* _Seitentext_:
+ + + + +

Deutsche Redaktion

"Deutschlands Traum von einem europäischen Superstaat"

06.11.2023 12:55
Dient das Projekt der Vereinigten Staaten Europas vor allem deutschen Interessen? Wiieso ist die aktuelle Situation in der Ukraine so gefährlich für Polen? Sind die Meinungsunterschiede in der Opposition eher ein Grund zur Sorge oder zu Optimismus? Und: Der Mythos der gestohlenen Wahlen oder Polens Rückkehr nach Europa - welche Erzählung wird Staatspräsident Andrzej Duda stützen? Die Einzelheiten zu diesen Themen in der Presseschau.
Niemiecki rząd chroni informatorów. Welt zachęca obywateli do donoszenia, podobnie jak w czasach nazizmu
Niemiecki rząd chroni informatorów. "Welt" zachęca obywateli do donoszenia, podobnie jak w czasach nazizmuAlekk Pires / Shutterstock

Rzeczpospolita: Wird Polen wieder zu einem Problem? 

Die Anzeichen verdichten sich, dass sich der Moment nähert, in dem ein Versuch gestartet wird, den Krieg in der Ukraine einzufrieren, schreibt in seinem Feuilleton für Rzeczpospolita der Politologe Marek Cichocki. Kiew, so Cichocki, habe die Ziele seiner Offensive nicht erreichen und den russischen Landkorridor zur Krim nicht durchtrennen können. In den USA würden indes die Umfragewerte für Trump steigen, während gleichzeitig, im entscheidenden Jahr vor den Präsidentschaftswahlen, ein neuer schwerwiegender Konflikt im Nahen Osten ausbreche. Nach fast zwei Jahren eines aufreibenden Konflikts, so der Autor, scheinen wir nun in eine neue Phase einzutreten, in der es um die Aushandlung eines brüchigen und provisorischen Stillstandes des ungelösten Krieges um die Zukunft der Ukraine geht.

+ + + + +

* _Datenübersicht_:

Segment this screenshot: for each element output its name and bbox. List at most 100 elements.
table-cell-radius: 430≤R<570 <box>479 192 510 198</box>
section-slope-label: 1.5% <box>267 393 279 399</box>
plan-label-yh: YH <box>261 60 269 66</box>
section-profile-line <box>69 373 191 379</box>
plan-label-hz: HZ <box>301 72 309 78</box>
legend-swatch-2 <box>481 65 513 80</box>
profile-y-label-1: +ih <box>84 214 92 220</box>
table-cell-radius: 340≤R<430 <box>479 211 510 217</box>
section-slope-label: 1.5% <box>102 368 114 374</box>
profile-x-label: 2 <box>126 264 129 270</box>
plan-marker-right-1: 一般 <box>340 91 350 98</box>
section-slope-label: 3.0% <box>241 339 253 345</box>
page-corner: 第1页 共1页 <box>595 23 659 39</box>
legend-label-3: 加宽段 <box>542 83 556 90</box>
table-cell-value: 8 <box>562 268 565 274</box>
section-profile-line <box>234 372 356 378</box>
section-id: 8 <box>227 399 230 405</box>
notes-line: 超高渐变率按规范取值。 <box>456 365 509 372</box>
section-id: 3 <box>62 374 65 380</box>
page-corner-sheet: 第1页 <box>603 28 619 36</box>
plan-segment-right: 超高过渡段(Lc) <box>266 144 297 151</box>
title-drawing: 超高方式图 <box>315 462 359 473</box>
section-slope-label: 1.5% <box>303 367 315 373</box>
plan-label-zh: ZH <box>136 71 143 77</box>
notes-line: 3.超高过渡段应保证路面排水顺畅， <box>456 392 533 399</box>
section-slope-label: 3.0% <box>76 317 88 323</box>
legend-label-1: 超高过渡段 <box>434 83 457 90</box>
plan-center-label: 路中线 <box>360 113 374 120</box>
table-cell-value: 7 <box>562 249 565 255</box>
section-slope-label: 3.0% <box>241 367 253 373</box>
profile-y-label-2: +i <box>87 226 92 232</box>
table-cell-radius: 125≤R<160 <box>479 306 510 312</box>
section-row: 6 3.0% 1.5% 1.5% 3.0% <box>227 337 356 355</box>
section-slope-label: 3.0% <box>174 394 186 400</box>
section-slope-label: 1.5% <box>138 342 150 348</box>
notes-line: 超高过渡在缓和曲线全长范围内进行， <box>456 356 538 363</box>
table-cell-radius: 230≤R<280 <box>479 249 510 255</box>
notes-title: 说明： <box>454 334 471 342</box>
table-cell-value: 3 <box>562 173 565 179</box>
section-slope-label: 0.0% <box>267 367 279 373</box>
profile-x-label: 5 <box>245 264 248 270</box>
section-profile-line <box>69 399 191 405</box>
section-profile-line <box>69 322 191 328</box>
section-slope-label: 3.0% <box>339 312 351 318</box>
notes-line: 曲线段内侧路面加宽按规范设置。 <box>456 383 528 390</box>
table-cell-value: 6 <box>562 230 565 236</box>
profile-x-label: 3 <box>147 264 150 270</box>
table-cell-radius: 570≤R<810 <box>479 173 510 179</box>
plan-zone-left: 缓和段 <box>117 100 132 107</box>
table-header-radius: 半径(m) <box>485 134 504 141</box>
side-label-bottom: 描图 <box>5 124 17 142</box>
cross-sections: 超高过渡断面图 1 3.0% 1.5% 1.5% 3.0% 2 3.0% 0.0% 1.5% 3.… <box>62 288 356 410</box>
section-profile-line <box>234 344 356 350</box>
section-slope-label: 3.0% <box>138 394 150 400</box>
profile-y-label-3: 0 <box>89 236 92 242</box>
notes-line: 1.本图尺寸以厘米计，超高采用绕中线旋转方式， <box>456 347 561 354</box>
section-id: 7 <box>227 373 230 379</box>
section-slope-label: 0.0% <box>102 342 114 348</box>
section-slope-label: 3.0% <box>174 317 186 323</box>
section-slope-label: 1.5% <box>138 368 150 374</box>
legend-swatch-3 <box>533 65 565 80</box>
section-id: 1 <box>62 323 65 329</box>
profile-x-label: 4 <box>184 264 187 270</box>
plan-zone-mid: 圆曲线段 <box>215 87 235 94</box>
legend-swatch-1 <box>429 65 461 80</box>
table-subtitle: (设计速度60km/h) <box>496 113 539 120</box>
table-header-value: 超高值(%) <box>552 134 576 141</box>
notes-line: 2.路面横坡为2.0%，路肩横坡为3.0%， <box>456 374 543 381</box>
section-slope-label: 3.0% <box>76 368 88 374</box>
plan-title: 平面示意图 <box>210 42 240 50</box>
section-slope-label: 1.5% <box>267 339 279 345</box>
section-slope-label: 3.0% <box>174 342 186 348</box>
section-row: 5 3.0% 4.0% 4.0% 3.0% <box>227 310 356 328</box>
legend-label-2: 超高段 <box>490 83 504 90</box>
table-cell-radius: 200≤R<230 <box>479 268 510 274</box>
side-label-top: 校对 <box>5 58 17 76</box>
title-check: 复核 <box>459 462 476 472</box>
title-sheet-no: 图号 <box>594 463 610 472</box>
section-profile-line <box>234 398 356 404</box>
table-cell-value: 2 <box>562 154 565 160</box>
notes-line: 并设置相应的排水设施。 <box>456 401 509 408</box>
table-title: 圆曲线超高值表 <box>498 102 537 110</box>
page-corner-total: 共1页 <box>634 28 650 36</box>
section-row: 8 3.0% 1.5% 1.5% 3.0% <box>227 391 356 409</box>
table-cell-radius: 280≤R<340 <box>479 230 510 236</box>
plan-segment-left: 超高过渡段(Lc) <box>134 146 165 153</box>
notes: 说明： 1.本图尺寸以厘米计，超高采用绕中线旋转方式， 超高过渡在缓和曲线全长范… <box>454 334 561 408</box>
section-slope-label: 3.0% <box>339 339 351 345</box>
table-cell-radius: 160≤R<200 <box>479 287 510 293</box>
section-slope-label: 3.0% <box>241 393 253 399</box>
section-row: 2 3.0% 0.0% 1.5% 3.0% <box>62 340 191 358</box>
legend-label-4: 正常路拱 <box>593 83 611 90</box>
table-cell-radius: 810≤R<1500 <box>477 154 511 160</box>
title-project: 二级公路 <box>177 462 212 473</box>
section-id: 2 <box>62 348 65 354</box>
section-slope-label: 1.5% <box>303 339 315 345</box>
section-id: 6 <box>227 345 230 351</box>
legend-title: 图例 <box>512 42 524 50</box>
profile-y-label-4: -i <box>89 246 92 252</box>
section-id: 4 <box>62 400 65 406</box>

+ + + + +

* _Die Aufgabe_:
Gib den gesamten Seitentext mit der Presseschau unverändert und vollständig aus.

* _Antwort zur Aufgabe_:
Deutsche Redaktion

"Deutschlands Traum von einem europäischen Superstaat"

06.11.2023 12:55
Dient das Projekt der Vereinigten Staaten Europas vor allem deutschen Interessen? Wiieso ist die aktuelle Situation in der Ukraine so gefährlich für Polen? Sind die Meinungsunterschiede in der Opposition eher ein Grund zur Sorge oder zu Optimismus? Und: Der Mythos der gestohlenen Wahlen oder Polens Rückkehr nach Europa - welche Erzählung wird Staatspräsident Andrzej Duda stützen? Die Einzelheiten zu diesen Themen in der Presseschau.
Niemiecki rząd chroni informatorów. Welt zachęca obywateli do donoszenia, podobnie jak w czasach nazizmu
Niemiecki rząd chroni informatorów. "Welt" zachęca obywateli do donoszenia, podobnie jak w czasach nazizmuAlekk Pires / Shutterstock

Rzeczpospolita: Wird Polen wieder zu einem Problem? 

Die Anzeichen verdichten sich, dass sich der Moment nähert, in dem ein Versuch gestartet wird, den Krieg in der Ukraine einzufrieren, schreibt in seinem Feuilleton für Rzeczpospolita der Politologe Marek Cichocki. Kiew, so Cichocki, habe die Ziele seiner Offensive nicht erreichen und den russischen Landkorridor zur Krim nicht durchtrennen können. In den USA würden indes die Umfragewerte für Trump steigen, während gleichzeitig, im entscheidenden Jahr vor den Präsidentschaftswahlen, ein neuer schwerwiegender Konflikt im Nahen Osten ausbreche. Nach fast zwei Jahren eines aufreibenden Konflikts, so der Autor, scheinen wir nun in eine neue Phase einzutreten, in der es um die Aushandlung eines brüchigen und provisorischen Stillstandes des ungelösten Krieges um die Zukunft der Ukraine geht.